RAW DATA ▸
------------------------------------------------------------

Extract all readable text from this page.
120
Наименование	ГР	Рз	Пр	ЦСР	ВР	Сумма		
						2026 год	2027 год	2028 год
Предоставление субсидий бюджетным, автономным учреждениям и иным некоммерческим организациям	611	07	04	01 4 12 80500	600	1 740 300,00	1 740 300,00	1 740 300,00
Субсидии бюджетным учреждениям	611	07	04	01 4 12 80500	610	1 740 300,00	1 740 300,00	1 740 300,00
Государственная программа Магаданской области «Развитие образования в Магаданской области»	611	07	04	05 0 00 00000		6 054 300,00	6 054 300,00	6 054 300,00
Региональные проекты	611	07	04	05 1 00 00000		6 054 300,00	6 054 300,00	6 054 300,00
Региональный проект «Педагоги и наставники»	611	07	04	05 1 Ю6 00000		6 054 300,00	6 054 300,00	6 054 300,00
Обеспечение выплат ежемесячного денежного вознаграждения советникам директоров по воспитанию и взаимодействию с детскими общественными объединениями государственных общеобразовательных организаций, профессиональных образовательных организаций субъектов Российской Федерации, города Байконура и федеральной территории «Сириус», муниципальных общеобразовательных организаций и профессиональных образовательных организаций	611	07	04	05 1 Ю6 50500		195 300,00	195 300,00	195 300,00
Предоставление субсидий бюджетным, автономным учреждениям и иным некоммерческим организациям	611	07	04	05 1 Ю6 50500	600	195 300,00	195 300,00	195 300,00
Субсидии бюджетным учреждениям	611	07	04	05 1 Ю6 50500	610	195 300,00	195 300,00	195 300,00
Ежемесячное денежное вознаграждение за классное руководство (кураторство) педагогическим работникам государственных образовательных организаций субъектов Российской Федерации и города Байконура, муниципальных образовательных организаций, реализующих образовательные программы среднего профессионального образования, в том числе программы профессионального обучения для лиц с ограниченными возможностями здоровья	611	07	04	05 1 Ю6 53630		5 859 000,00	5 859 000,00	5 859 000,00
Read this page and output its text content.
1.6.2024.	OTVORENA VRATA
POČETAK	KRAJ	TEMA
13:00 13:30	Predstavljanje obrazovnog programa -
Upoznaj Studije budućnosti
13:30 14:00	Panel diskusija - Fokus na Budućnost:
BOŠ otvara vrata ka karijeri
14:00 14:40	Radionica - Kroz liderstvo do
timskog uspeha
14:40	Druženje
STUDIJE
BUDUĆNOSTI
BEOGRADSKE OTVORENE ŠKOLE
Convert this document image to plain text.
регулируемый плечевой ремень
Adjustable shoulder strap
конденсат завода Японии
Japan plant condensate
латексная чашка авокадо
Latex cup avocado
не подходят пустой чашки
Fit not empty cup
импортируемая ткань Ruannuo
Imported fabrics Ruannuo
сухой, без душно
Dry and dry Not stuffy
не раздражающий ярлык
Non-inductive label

------------------------------------------------------------

GOAL ▸
Search the records above for "города". Copy each line where it is found.

COMPLETED TASK ▸
Обеспечение выплат ежемесячного денежного вознаграждения советникам директоров по воспитанию и взаимодействию с детскими общественными объединениями государственных общеобразовательных организаций, профессиональных образовательных организаций субъектов Российской Федерации, города Байконура и федеральной территории «Сириус», муниципальных общеобразовательных организаций и профессиональных образовательных организаций	611	07	04	05 1 Ю6 50500		195 300,00	195 300,00	195 300,00
Ежемесячное денежное вознаграждение за классное руководство (кураторство) педагогическим работникам государственных образовательных организаций субъектов Российской Федерации и города Байконура, муниципальных образовательных организаций, реализующих образовательные программы среднего профессионального образования, в том числе программы профессионального обучения для лиц с ограниченными возможностями здоровья	611	07	04	05 1 Ю6 53630		5 859 000,00	5 859 000,00	5 859 000,00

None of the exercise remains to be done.